- [Directions]
Images are not part of the copy; write out the rest of the data exactly as given.

--------------------------------------------------

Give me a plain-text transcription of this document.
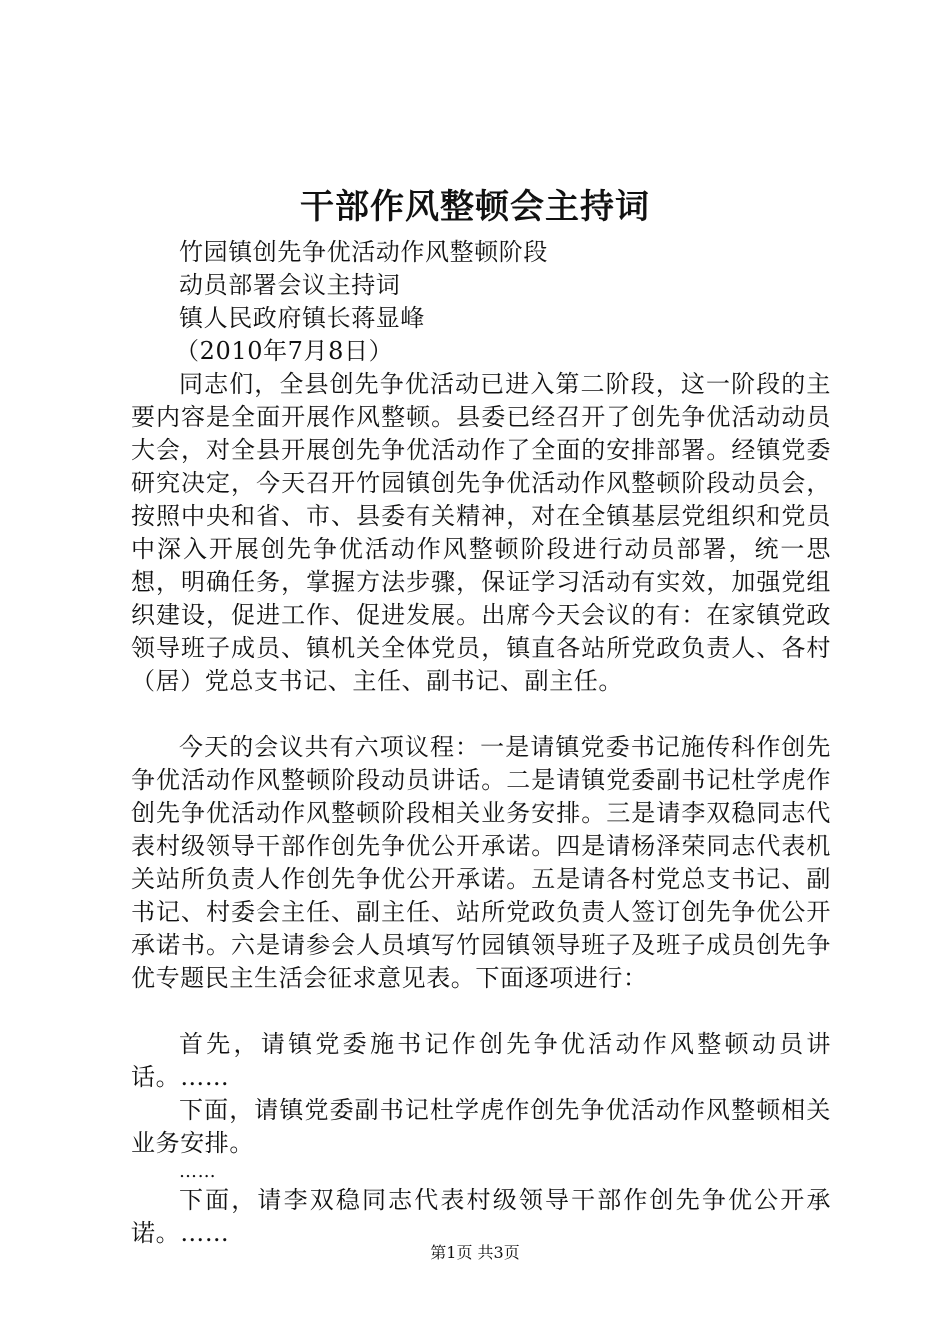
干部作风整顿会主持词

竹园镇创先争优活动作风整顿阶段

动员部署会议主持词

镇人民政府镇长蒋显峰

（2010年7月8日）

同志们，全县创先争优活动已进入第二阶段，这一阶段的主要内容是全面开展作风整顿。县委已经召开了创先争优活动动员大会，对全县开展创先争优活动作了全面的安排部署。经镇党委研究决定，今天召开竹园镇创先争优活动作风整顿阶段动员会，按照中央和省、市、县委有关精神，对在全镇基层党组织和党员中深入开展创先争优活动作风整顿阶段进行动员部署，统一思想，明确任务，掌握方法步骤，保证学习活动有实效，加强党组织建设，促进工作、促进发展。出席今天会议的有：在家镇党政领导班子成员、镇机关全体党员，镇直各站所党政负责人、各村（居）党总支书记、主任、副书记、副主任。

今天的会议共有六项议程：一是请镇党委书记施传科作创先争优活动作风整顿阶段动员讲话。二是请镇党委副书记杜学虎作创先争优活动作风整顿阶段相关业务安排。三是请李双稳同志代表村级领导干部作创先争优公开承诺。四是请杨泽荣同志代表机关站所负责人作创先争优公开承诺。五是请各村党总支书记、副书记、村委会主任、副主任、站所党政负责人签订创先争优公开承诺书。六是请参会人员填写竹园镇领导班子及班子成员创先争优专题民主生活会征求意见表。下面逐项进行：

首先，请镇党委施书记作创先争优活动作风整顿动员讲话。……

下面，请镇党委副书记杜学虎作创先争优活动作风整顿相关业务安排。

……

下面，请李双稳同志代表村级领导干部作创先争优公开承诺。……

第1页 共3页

--------------------------------------------------

- [Written answer]
Give me a plain-text transcription of this document.
干部作风整顿会主持词

竹园镇创先争优活动作风整顿阶段

动员部署会议主持词

镇人民政府镇长蒋显峰

（2010年7月8日）

同志们，全县创先争优活动已进入第二阶段，这一阶段的主要内容是全面开展作风整顿。县委已经召开了创先争优活动动员大会，对全县开展创先争优活动作了全面的安排部署。经镇党委研究决定，今天召开竹园镇创先争优活动作风整顿阶段动员会，按照中央和省、市、县委有关精神，对在全镇基层党组织和党员中深入开展创先争优活动作风整顿阶段进行动员部署，统一思想，明确任务，掌握方法步骤，保证学习活动有实效，加强党组织建设，促进工作、促进发展。出席今天会议的有：在家镇党政领导班子成员、镇机关全体党员，镇直各站所党政负责人、各村（居）党总支书记、主任、副书记、副主任。

今天的会议共有六项议程：一是请镇党委书记施传科作创先争优活动作风整顿阶段动员讲话。二是请镇党委副书记杜学虎作创先争优活动作风整顿阶段相关业务安排。三是请李双稳同志代表村级领导干部作创先争优公开承诺。四是请杨泽荣同志代表机关站所负责人作创先争优公开承诺。五是请各村党总支书记、副书记、村委会主任、副主任、站所党政负责人签订创先争优公开承诺书。六是请参会人员填写竹园镇领导班子及班子成员创先争优专题民主生活会征求意见表。下面逐项进行：

首先，请镇党委施书记作创先争优活动作风整顿动员讲话。……

下面，请镇党委副书记杜学虎作创先争优活动作风整顿相关业务安排。

……

下面，请李双稳同志代表村级领导干部作创先争优公开承诺。……

第1页 共3页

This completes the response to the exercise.